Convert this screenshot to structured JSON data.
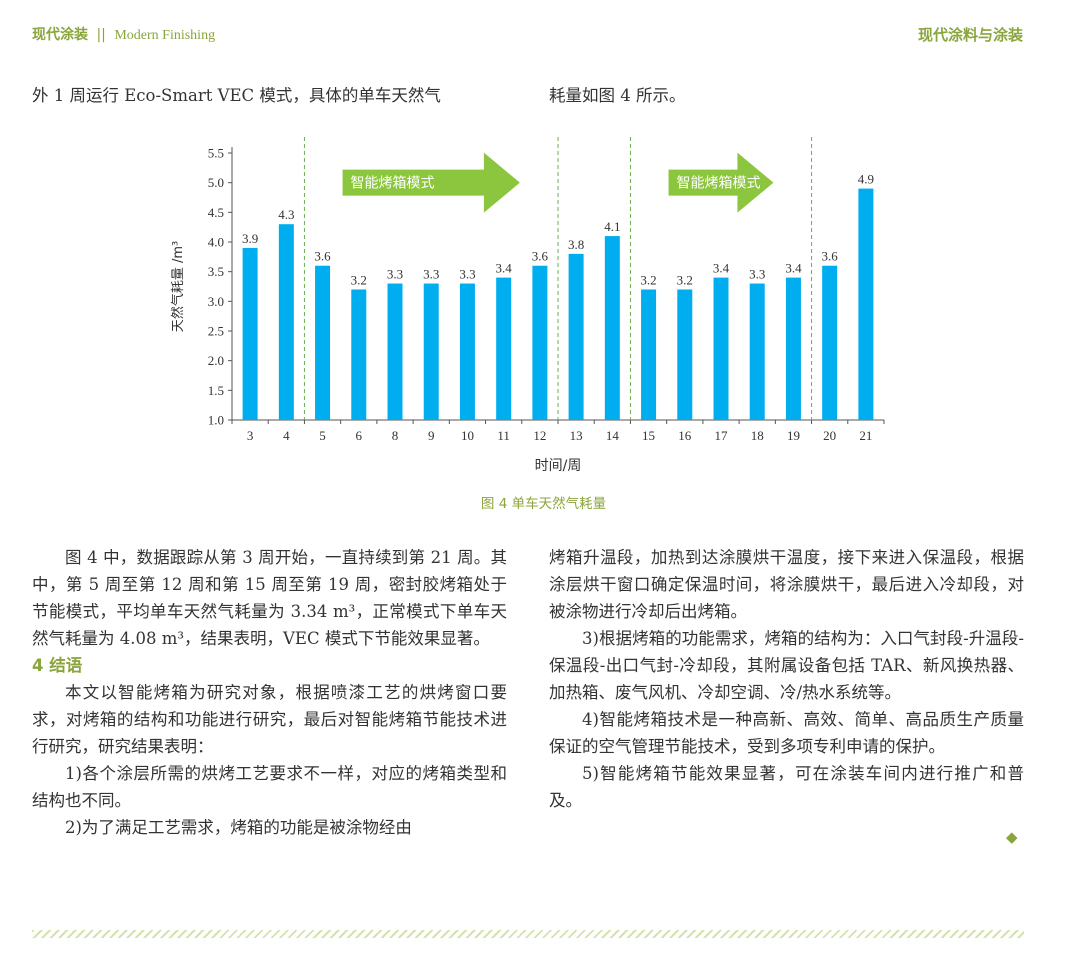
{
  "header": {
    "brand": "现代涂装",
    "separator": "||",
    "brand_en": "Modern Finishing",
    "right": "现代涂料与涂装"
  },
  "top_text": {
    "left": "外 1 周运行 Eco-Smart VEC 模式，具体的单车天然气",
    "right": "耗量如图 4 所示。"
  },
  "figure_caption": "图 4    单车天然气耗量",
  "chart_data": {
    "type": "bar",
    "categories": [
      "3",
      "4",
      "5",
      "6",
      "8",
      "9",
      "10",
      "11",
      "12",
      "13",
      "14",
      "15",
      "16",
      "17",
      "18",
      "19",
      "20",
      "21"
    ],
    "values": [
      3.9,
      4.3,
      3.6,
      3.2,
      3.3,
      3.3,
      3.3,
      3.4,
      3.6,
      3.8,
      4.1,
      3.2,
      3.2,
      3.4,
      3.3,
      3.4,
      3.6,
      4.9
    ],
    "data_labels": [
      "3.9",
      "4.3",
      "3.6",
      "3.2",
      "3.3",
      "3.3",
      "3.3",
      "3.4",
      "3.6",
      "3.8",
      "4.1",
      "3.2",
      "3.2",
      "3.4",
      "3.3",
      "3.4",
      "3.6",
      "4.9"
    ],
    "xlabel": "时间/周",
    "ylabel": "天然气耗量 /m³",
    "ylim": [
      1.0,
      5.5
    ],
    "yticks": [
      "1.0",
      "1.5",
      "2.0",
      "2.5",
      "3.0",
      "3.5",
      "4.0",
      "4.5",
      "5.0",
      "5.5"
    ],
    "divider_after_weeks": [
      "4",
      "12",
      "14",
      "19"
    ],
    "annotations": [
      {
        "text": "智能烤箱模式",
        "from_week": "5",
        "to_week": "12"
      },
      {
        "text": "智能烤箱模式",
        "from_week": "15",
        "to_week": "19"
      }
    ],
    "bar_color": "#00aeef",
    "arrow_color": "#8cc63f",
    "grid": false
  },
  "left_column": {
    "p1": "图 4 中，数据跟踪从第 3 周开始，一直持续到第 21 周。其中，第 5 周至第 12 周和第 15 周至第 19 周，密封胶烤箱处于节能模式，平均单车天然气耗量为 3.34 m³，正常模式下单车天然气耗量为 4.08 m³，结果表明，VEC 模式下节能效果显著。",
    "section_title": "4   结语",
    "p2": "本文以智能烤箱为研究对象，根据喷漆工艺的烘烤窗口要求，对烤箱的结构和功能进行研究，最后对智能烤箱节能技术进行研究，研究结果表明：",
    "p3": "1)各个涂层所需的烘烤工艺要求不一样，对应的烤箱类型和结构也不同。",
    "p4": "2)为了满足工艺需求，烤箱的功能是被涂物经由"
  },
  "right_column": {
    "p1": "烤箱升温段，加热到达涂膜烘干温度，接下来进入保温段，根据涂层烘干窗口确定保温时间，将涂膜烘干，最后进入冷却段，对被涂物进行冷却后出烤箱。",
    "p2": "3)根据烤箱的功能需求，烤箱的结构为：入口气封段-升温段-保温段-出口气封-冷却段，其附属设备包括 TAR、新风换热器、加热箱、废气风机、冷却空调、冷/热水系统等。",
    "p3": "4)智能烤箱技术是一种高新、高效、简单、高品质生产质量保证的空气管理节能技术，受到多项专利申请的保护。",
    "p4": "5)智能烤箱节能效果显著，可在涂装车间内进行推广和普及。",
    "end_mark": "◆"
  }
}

» Task statement: All of the lines above should be retyped precisely, apart from the pictures.

» Task answer:
Convert this screenshot to structured JSON data.
{
  "header": {
    "brand": "现代涂装",
    "separator": "||",
    "brand_en": "Modern Finishing",
    "right": "现代涂料与涂装"
  },
  "top_text": {
    "left": "外 1 周运行 Eco-Smart VEC 模式，具体的单车天然气",
    "right": "耗量如图 4 所示。"
  },
  "figure_caption": "图 4    单车天然气耗量",
  "chart_data": {
    "type": "bar",
    "categories": [
      "3",
      "4",
      "5",
      "6",
      "8",
      "9",
      "10",
      "11",
      "12",
      "13",
      "14",
      "15",
      "16",
      "17",
      "18",
      "19",
      "20",
      "21"
    ],
    "values": [
      3.9,
      4.3,
      3.6,
      3.2,
      3.3,
      3.3,
      3.3,
      3.4,
      3.6,
      3.8,
      4.1,
      3.2,
      3.2,
      3.4,
      3.3,
      3.4,
      3.6,
      4.9
    ],
    "data_labels": [
      "3.9",
      "4.3",
      "3.6",
      "3.2",
      "3.3",
      "3.3",
      "3.3",
      "3.4",
      "3.6",
      "3.8",
      "4.1",
      "3.2",
      "3.2",
      "3.4",
      "3.3",
      "3.4",
      "3.6",
      "4.9"
    ],
    "xlabel": "时间/周",
    "ylabel": "天然气耗量 /m³",
    "ylim": [
      1.0,
      5.5
    ],
    "yticks": [
      "1.0",
      "1.5",
      "2.0",
      "2.5",
      "3.0",
      "3.5",
      "4.0",
      "4.5",
      "5.0",
      "5.5"
    ],
    "divider_after_weeks": [
      "4",
      "12",
      "14",
      "19"
    ],
    "annotations": [
      {
        "text": "智能烤箱模式",
        "from_week": "5",
        "to_week": "12"
      },
      {
        "text": "智能烤箱模式",
        "from_week": "15",
        "to_week": "19"
      }
    ],
    "bar_color": "#00aeef",
    "arrow_color": "#8cc63f",
    "grid": false
  },
  "left_column": {
    "p1": "图 4 中，数据跟踪从第 3 周开始，一直持续到第 21 周。其中，第 5 周至第 12 周和第 15 周至第 19 周，密封胶烤箱处于节能模式，平均单车天然气耗量为 3.34 m³，正常模式下单车天然气耗量为 4.08 m³，结果表明，VEC 模式下节能效果显著。",
    "section_title": "4   结语",
    "p2": "本文以智能烤箱为研究对象，根据喷漆工艺的烘烤窗口要求，对烤箱的结构和功能进行研究，最后对智能烤箱节能技术进行研究，研究结果表明：",
    "p3": "1)各个涂层所需的烘烤工艺要求不一样，对应的烤箱类型和结构也不同。",
    "p4": "2)为了满足工艺需求，烤箱的功能是被涂物经由"
  },
  "right_column": {
    "p1": "烤箱升温段，加热到达涂膜烘干温度，接下来进入保温段，根据涂层烘干窗口确定保温时间，将涂膜烘干，最后进入冷却段，对被涂物进行冷却后出烤箱。",
    "p2": "3)根据烤箱的功能需求，烤箱的结构为：入口气封段-升温段-保温段-出口气封-冷却段，其附属设备包括 TAR、新风换热器、加热箱、废气风机、冷却空调、冷/热水系统等。",
    "p3": "4)智能烤箱技术是一种高新、高效、简单、高品质生产质量保证的空气管理节能技术，受到多项专利申请的保护。",
    "p4": "5)智能烤箱节能效果显著，可在涂装车间内进行推广和普及。",
    "end_mark": "◆"
  }
}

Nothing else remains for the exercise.